### Given task
Count how many lines contain the word "Slot". Please give only the number.

### Material for this exercise
— Start —

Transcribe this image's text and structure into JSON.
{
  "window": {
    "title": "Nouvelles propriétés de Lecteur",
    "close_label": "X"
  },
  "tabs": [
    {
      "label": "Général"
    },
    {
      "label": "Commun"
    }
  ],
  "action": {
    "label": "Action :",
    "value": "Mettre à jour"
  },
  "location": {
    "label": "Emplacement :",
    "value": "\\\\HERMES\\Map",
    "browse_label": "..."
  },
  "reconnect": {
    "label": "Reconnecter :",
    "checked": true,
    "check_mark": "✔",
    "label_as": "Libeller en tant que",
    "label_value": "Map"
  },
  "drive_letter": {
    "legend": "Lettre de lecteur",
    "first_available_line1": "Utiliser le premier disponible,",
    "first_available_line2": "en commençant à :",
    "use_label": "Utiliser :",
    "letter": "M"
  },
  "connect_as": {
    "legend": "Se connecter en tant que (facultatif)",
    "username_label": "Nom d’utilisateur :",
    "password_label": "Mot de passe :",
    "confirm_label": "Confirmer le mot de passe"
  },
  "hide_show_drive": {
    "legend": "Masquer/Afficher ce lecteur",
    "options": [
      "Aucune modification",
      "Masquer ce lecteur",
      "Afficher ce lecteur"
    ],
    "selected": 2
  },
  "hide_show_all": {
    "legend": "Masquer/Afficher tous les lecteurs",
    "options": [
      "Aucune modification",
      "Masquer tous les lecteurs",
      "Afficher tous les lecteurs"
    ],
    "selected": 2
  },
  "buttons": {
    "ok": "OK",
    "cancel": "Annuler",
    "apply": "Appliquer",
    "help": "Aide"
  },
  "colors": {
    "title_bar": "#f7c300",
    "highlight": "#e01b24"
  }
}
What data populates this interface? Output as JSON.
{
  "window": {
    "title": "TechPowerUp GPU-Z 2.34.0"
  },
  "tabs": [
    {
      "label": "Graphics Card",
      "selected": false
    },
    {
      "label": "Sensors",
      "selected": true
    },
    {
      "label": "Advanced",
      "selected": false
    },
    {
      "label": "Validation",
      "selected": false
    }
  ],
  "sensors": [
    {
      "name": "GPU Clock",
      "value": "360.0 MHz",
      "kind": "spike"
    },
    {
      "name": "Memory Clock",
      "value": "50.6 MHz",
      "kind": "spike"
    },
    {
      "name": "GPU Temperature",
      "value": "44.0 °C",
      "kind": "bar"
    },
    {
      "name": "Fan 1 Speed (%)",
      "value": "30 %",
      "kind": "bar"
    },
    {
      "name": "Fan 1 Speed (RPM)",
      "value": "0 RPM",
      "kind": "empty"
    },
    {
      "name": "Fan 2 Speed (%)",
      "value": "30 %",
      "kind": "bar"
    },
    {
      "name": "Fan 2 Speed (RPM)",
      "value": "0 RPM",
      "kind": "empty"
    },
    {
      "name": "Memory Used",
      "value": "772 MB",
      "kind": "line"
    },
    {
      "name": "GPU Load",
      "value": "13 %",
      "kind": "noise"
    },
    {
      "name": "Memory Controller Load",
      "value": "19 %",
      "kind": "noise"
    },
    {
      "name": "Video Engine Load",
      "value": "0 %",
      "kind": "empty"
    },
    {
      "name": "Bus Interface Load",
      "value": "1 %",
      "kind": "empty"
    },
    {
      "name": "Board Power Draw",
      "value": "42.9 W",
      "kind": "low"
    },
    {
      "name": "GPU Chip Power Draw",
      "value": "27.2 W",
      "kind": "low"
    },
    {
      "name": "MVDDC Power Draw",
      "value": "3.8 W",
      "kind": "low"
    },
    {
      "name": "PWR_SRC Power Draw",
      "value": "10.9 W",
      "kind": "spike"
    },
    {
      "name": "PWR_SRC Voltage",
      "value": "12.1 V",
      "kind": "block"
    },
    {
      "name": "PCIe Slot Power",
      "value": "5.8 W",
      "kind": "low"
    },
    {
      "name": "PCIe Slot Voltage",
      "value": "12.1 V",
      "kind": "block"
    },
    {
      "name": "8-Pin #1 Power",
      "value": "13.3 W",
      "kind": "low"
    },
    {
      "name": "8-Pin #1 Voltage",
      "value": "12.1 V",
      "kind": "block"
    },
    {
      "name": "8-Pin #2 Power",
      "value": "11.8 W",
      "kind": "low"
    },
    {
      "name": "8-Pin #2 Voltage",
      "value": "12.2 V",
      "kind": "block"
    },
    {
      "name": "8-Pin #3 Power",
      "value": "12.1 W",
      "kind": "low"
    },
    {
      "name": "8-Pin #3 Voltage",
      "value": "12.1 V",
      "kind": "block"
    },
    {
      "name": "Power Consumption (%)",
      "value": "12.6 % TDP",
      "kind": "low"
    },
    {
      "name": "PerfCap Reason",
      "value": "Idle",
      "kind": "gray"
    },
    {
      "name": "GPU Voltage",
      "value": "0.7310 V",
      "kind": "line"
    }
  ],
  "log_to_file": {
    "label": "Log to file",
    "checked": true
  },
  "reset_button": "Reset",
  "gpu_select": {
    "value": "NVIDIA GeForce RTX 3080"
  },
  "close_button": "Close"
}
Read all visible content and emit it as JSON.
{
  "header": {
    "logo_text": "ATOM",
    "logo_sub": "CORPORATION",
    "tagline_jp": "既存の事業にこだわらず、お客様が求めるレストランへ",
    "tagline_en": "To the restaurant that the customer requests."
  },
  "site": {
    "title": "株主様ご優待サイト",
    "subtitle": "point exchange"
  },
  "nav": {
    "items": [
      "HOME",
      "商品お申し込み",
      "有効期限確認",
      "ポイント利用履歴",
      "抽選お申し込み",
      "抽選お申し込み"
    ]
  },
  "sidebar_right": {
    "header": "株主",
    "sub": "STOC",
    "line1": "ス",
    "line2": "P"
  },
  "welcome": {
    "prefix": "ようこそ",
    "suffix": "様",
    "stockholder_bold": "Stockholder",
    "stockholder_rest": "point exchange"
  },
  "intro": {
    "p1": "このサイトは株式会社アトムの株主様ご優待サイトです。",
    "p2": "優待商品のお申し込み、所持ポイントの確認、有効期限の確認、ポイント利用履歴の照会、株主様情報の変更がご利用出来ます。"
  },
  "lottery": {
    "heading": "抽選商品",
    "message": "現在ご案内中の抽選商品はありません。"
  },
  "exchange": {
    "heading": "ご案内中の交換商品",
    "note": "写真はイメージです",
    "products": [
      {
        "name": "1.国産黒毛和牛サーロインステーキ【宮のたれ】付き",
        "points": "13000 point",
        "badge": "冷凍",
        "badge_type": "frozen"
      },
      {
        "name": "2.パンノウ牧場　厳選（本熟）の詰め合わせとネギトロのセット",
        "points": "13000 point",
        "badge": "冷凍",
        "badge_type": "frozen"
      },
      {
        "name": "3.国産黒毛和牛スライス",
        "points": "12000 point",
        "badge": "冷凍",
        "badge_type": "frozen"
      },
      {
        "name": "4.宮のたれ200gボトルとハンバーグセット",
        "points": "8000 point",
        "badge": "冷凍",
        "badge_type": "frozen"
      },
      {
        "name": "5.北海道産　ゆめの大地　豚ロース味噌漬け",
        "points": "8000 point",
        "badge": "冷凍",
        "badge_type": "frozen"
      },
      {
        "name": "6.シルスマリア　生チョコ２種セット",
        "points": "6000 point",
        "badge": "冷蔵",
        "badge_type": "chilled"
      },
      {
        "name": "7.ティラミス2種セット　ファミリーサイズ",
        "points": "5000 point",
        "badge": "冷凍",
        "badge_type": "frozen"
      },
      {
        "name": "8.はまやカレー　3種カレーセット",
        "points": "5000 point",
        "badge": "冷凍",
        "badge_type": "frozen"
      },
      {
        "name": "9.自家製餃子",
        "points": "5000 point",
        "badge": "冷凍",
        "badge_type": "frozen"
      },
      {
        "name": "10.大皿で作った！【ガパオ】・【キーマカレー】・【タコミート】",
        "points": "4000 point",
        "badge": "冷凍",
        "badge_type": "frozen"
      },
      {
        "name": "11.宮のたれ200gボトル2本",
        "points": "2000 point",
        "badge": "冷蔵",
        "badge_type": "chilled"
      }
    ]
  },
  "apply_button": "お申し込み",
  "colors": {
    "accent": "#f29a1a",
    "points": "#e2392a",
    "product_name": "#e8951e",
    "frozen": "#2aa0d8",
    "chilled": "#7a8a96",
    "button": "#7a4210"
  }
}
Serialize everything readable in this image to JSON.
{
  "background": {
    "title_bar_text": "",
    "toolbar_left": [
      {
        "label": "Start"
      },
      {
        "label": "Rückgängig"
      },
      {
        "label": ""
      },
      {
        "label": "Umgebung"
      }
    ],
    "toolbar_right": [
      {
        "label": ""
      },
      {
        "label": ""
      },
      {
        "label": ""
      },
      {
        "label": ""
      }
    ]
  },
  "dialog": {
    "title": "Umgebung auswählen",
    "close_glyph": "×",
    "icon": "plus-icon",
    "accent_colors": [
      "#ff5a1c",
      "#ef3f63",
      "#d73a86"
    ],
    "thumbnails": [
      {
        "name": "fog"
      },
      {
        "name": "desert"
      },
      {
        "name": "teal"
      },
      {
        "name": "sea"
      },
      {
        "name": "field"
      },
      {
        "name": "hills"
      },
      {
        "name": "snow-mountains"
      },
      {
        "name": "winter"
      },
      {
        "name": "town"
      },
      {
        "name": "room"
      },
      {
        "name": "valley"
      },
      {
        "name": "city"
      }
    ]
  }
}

— End —

### Task result
2